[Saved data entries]
============================================================

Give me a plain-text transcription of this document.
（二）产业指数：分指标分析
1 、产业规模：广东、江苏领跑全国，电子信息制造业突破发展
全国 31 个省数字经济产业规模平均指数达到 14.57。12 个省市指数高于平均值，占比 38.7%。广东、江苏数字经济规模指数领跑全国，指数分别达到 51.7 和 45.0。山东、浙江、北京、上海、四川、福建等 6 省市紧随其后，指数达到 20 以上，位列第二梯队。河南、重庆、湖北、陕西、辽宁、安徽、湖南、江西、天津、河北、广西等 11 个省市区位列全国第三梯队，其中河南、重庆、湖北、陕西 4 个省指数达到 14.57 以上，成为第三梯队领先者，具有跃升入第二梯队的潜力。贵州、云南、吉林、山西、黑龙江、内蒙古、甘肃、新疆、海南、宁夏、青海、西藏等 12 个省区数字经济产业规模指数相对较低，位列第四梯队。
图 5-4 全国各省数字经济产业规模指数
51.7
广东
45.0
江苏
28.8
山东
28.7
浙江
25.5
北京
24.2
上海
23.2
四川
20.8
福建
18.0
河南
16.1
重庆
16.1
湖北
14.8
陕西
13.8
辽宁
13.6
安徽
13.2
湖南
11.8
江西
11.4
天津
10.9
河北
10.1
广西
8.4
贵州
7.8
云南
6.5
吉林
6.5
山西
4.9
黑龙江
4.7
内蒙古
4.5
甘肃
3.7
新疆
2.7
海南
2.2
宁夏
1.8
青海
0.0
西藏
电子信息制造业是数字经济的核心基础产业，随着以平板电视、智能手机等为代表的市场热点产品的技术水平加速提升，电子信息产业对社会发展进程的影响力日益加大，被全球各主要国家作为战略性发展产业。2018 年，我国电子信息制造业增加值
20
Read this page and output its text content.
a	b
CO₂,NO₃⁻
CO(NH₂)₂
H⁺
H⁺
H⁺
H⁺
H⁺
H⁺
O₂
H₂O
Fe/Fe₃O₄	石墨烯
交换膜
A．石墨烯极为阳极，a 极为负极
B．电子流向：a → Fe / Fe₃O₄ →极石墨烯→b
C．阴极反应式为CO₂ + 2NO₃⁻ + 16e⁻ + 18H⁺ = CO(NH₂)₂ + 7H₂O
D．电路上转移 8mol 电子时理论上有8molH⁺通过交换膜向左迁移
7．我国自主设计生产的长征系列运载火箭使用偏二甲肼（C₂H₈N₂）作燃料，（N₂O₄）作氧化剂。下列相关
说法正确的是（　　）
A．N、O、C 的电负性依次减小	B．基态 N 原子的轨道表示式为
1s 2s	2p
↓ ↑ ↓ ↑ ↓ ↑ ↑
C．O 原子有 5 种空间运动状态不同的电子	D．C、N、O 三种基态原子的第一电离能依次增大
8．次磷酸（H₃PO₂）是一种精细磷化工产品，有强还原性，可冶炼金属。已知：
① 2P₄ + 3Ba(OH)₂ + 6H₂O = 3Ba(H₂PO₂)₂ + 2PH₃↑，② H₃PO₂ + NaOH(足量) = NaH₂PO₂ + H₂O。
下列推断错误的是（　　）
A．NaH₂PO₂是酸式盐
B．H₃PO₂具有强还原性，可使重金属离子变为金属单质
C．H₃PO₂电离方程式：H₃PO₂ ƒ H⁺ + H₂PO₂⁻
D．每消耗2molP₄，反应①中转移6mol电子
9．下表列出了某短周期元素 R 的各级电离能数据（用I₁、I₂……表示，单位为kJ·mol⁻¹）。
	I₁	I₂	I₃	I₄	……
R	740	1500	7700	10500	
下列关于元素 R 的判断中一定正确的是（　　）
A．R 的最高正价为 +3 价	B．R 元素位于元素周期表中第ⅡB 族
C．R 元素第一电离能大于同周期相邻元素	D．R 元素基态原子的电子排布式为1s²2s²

============================================================

- [Exercise]:
Select every line above that contains the word "text", and copy it.

- [Answer to this problem]:
Give me a plain-text transcription of this document.
Read this page and output its text content.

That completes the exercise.